* Entries provided:
━━━━━━

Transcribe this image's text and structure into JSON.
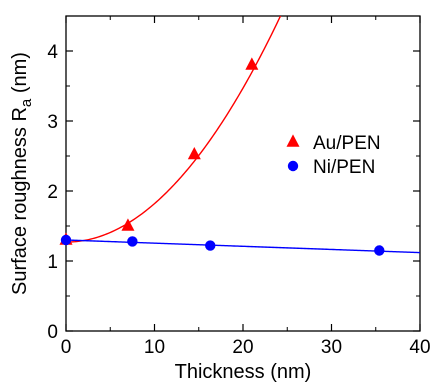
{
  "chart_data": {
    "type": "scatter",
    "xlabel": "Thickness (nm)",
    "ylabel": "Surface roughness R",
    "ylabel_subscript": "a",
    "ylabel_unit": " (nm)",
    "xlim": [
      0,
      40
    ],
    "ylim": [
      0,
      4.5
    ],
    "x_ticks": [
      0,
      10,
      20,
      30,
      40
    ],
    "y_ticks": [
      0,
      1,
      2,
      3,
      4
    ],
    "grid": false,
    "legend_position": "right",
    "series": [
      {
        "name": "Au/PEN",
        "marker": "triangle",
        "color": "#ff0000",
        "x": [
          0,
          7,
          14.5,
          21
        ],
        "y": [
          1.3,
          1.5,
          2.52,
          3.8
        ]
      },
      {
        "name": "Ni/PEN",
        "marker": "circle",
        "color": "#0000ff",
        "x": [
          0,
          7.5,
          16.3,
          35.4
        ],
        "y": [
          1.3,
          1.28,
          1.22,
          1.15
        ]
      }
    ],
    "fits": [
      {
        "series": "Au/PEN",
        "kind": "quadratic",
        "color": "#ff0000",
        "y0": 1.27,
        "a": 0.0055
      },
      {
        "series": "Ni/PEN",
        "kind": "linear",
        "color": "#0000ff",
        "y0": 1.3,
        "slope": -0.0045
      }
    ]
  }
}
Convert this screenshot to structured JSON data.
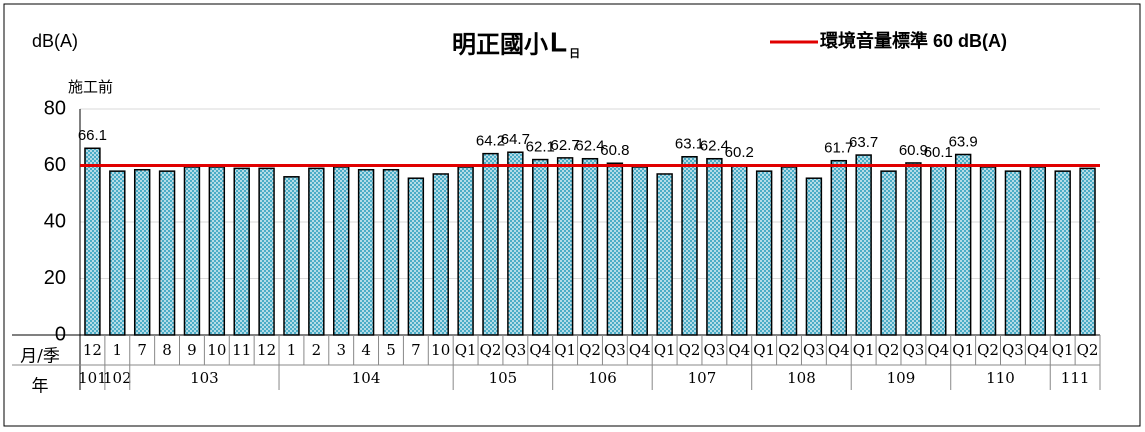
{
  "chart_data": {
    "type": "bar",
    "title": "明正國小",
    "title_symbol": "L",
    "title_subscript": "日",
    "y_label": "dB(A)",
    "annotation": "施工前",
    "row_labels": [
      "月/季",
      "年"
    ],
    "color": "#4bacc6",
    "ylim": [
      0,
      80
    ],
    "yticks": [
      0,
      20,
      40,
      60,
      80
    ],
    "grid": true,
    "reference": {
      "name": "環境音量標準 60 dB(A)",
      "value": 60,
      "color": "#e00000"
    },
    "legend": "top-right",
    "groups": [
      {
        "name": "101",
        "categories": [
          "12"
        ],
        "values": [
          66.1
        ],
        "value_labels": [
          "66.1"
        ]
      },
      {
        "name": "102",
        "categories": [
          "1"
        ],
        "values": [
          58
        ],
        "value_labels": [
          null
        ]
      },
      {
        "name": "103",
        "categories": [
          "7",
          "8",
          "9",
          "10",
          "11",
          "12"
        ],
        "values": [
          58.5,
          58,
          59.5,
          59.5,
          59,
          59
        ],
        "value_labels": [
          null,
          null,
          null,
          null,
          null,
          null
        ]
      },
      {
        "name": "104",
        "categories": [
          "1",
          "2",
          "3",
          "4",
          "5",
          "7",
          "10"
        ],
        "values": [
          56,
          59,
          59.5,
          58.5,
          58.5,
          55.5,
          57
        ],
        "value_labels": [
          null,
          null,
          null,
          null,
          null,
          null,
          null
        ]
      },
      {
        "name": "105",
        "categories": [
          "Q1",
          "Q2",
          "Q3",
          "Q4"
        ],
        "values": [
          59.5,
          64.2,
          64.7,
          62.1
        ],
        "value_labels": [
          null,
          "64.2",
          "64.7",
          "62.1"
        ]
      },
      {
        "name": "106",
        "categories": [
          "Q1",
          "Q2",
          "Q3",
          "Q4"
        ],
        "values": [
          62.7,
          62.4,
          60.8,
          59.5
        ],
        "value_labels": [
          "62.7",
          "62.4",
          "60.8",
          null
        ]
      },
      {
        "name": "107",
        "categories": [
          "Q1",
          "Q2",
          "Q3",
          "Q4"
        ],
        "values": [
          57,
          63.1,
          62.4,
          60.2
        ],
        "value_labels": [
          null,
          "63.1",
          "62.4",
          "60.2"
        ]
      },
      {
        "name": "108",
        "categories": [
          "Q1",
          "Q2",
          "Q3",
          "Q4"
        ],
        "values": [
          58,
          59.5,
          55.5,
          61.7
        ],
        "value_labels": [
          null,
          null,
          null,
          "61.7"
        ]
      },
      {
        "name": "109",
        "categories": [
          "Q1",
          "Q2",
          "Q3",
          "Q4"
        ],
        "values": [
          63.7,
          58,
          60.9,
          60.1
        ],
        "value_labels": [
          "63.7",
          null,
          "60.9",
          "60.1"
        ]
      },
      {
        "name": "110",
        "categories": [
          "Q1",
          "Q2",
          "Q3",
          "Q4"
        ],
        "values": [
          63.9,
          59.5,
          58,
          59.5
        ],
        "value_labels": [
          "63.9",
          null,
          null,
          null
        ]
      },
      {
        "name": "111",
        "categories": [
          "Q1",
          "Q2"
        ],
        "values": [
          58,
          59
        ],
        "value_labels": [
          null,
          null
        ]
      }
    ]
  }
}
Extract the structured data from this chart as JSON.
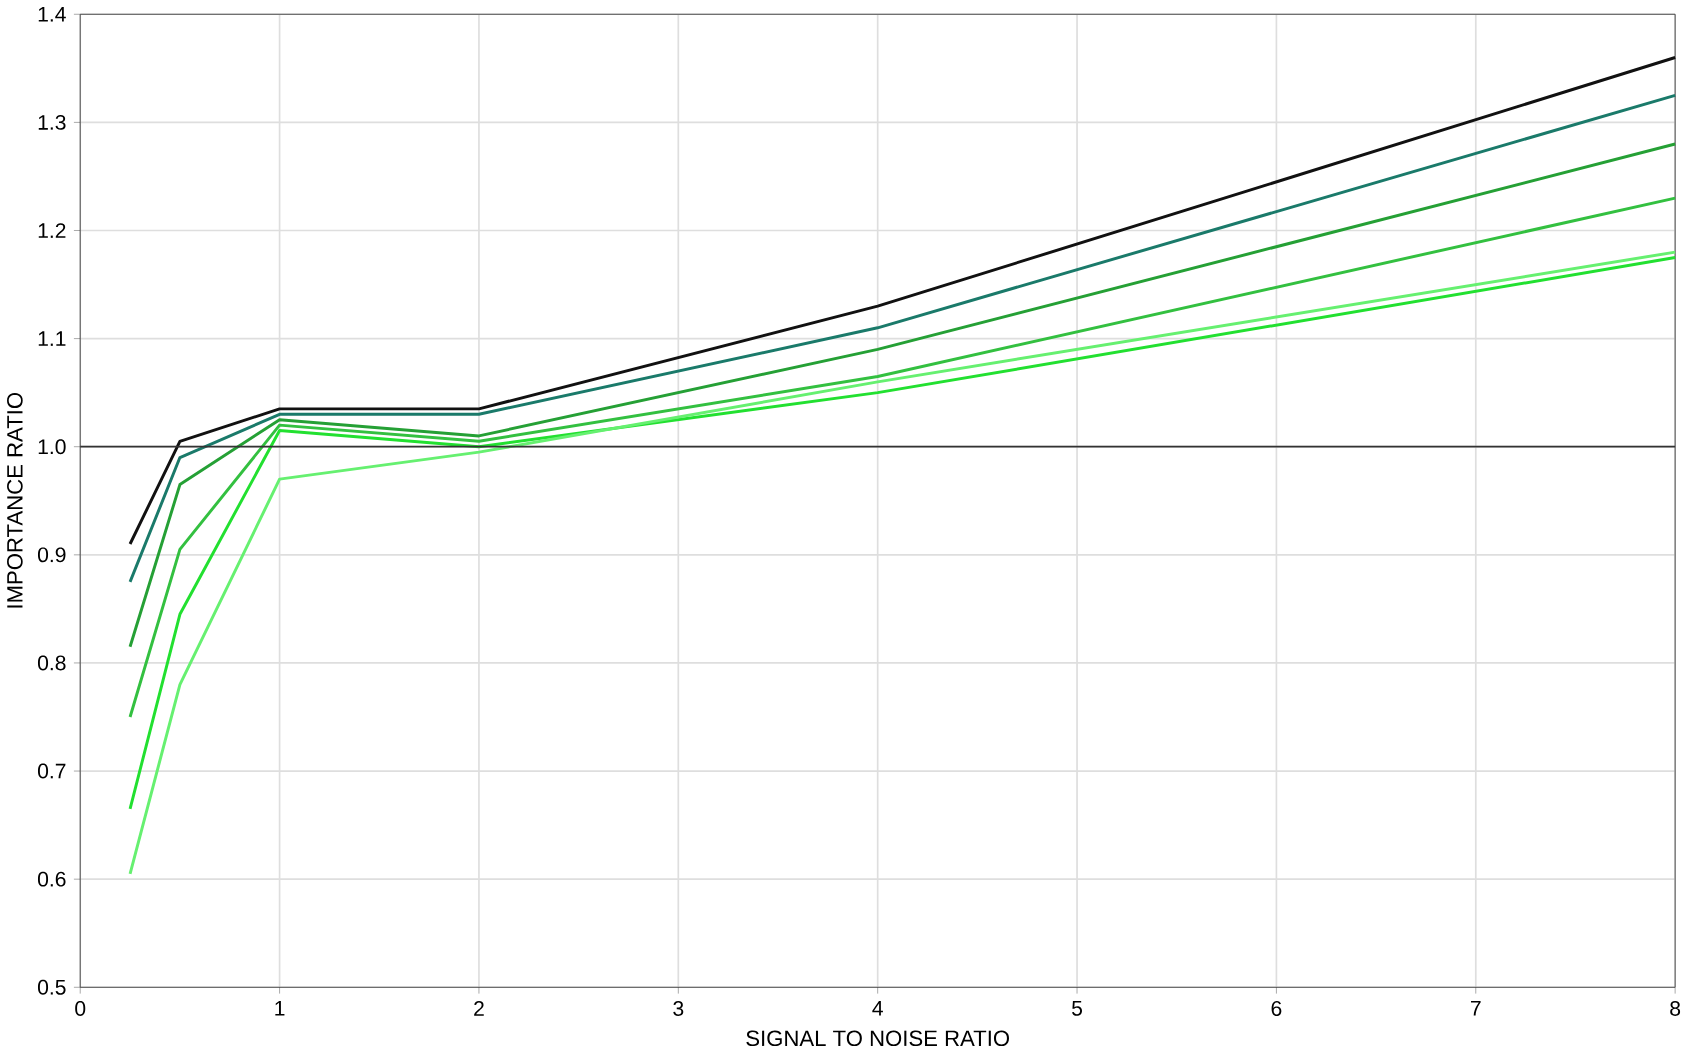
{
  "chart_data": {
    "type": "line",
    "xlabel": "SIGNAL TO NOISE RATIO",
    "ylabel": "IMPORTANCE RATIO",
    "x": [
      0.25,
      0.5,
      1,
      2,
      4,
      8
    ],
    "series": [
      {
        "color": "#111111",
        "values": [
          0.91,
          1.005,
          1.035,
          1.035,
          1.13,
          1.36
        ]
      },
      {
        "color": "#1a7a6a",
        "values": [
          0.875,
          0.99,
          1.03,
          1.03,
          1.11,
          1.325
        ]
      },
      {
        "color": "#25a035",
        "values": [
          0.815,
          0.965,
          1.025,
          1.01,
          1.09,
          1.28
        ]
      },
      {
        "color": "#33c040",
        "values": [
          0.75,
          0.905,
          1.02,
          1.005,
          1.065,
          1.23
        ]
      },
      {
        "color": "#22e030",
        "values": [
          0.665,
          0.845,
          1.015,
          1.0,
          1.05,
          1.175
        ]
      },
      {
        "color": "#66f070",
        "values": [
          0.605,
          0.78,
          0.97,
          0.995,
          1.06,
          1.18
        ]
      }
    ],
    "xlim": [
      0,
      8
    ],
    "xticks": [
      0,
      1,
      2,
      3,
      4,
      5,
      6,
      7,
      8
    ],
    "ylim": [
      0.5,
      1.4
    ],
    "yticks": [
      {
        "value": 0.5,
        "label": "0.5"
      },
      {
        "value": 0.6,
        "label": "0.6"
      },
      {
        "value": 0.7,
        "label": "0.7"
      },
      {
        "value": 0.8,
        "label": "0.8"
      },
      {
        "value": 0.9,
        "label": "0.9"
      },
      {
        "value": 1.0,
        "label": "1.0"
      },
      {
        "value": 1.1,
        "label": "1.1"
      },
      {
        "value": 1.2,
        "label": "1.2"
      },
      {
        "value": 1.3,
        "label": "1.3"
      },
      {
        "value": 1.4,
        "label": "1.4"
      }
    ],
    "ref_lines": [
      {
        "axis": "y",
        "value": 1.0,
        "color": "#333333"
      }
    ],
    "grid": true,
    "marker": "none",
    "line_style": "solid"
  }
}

━━━━━━

* Goal: Take the records above and transcribe them exactly, dropping every picture.

* Final result:
Transcribe this image's text and structure into JSON.
{
  "chart_data": {
    "type": "scatter",
    "xlabel": "Thickness (nm)",
    "ylabel": "Surface roughness R",
    "ylabel_subscript": "a",
    "ylabel_unit": " (nm)",
    "xlim": [
      0,
      40
    ],
    "ylim": [
      0,
      4.5
    ],
    "x_ticks": [
      0,
      10,
      20,
      30,
      40
    ],
    "y_ticks": [
      0,
      1,
      2,
      3,
      4
    ],
    "grid": false,
    "legend_position": "right",
    "series": [
      {
        "name": "Au/PEN",
        "marker": "triangle",
        "color": "#ff0000",
        "x": [
          0,
          7,
          14.5,
          21
        ],
        "y": [
          1.3,
          1.5,
          2.52,
          3.8
        ]
      },
      {
        "name": "Ni/PEN",
        "marker": "circle",
        "color": "#0000ff",
        "x": [
          0,
          7.5,
          16.3,
          35.4
        ],
        "y": [
          1.3,
          1.28,
          1.22,
          1.15
        ]
      }
    ],
    "fits": [
      {
        "series": "Au/PEN",
        "kind": "quadratic",
        "color": "#ff0000",
        "y0": 1.27,
        "a": 0.0055
      },
      {
        "series": "Ni/PEN",
        "kind": "linear",
        "color": "#0000ff",
        "y0": 1.3,
        "slope": -0.0045
      }
    ]
  }
}
Convert this screenshot to structured JSON data.
{
  "chart_data": {
    "type": "bar",
    "title": "明正國小",
    "title_symbol": "L",
    "title_subscript": "日",
    "y_label": "dB(A)",
    "annotation": "施工前",
    "row_labels": [
      "月/季",
      "年"
    ],
    "color": "#4bacc6",
    "ylim": [
      0,
      80
    ],
    "yticks": [
      0,
      20,
      40,
      60,
      80
    ],
    "grid": true,
    "reference": {
      "name": "環境音量標準 60 dB(A)",
      "value": 60,
      "color": "#e00000"
    },
    "legend": "top-right",
    "groups": [
      {
        "name": "101",
        "categories": [
          "12"
        ],
        "values": [
          66.1
        ],
        "value_labels": [
          "66.1"
        ]
      },
      {
        "name": "102",
        "categories": [
          "1"
        ],
        "values": [
          58
        ],
        "value_labels": [
          null
        ]
      },
      {
        "name": "103",
        "categories": [
          "7",
          "8",
          "9",
          "10",
          "11",
          "12"
        ],
        "values": [
          58.5,
          58,
          59.5,
          59.5,
          59,
          59
        ],
        "value_labels": [
          null,
          null,
          null,
          null,
          null,
          null
        ]
      },
      {
        "name": "104",
        "categories": [
          "1",
          "2",
          "3",
          "4",
          "5",
          "7",
          "10"
        ],
        "values": [
          56,
          59,
          59.5,
          58.5,
          58.5,
          55.5,
          57
        ],
        "value_labels": [
          null,
          null,
          null,
          null,
          null,
          null,
          null
        ]
      },
      {
        "name": "105",
        "categories": [
          "Q1",
          "Q2",
          "Q3",
          "Q4"
        ],
        "values": [
          59.5,
          64.2,
          64.7,
          62.1
        ],
        "value_labels": [
          null,
          "64.2",
          "64.7",
          "62.1"
        ]
      },
      {
        "name": "106",
        "categories": [
          "Q1",
          "Q2",
          "Q3",
          "Q4"
        ],
        "values": [
          62.7,
          62.4,
          60.8,
          59.5
        ],
        "value_labels": [
          "62.7",
          "62.4",
          "60.8",
          null
        ]
      },
      {
        "name": "107",
        "categories": [
          "Q1",
          "Q2",
          "Q3",
          "Q4"
        ],
        "values": [
          57,
          63.1,
          62.4,
          60.2
        ],
        "value_labels": [
          null,
          "63.1",
          "62.4",
          "60.2"
        ]
      },
      {
        "name": "108",
        "categories": [
          "Q1",
          "Q2",
          "Q3",
          "Q4"
        ],
        "values": [
          58,
          59.5,
          55.5,
          61.7
        ],
        "value_labels": [
          null,
          null,
          null,
          "61.7"
        ]
      },
      {
        "name": "109",
        "categories": [
          "Q1",
          "Q2",
          "Q3",
          "Q4"
        ],
        "values": [
          63.7,
          58,
          60.9,
          60.1
        ],
        "value_labels": [
          "63.7",
          null,
          "60.9",
          "60.1"
        ]
      },
      {
        "name": "110",
        "categories": [
          "Q1",
          "Q2",
          "Q3",
          "Q4"
        ],
        "values": [
          63.9,
          59.5,
          58,
          59.5
        ],
        "value_labels": [
          "63.9",
          null,
          null,
          null
        ]
      },
      {
        "name": "111",
        "categories": [
          "Q1",
          "Q2"
        ],
        "values": [
          58,
          59
        ],
        "value_labels": [
          null,
          null
        ]
      }
    ]
  }
}
Extract the structured data from this chart as JSON.
{
  "chart_data": {
    "type": "line",
    "xlabel": "SIGNAL TO NOISE RATIO",
    "ylabel": "IMPORTANCE RATIO",
    "x": [
      0.25,
      0.5,
      1,
      2,
      4,
      8
    ],
    "series": [
      {
        "color": "#111111",
        "values": [
          0.91,
          1.005,
          1.035,
          1.035,
          1.13,
          1.36
        ]
      },
      {
        "color": "#1a7a6a",
        "values": [
          0.875,
          0.99,
          1.03,
          1.03,
          1.11,
          1.325
        ]
      },
      {
        "color": "#25a035",
        "values": [
          0.815,
          0.965,
          1.025,
          1.01,
          1.09,
          1.28
        ]
      },
      {
        "color": "#33c040",
        "values": [
          0.75,
          0.905,
          1.02,
          1.005,
          1.065,
          1.23
        ]
      },
      {
        "color": "#22e030",
        "values": [
          0.665,
          0.845,
          1.015,
          1.0,
          1.05,
          1.175
        ]
      },
      {
        "color": "#66f070",
        "values": [
          0.605,
          0.78,
          0.97,
          0.995,
          1.06,
          1.18
        ]
      }
    ],
    "xlim": [
      0,
      8
    ],
    "xticks": [
      0,
      1,
      2,
      3,
      4,
      5,
      6,
      7,
      8
    ],
    "ylim": [
      0.5,
      1.4
    ],
    "yticks": [
      {
        "value": 0.5,
        "label": "0.5"
      },
      {
        "value": 0.6,
        "label": "0.6"
      },
      {
        "value": 0.7,
        "label": "0.7"
      },
      {
        "value": 0.8,
        "label": "0.8"
      },
      {
        "value": 0.9,
        "label": "0.9"
      },
      {
        "value": 1.0,
        "label": "1.0"
      },
      {
        "value": 1.1,
        "label": "1.1"
      },
      {
        "value": 1.2,
        "label": "1.2"
      },
      {
        "value": 1.3,
        "label": "1.3"
      },
      {
        "value": 1.4,
        "label": "1.4"
      }
    ],
    "ref_lines": [
      {
        "axis": "y",
        "value": 1.0,
        "color": "#333333"
      }
    ],
    "grid": true,
    "marker": "none",
    "line_style": "solid"
  }
}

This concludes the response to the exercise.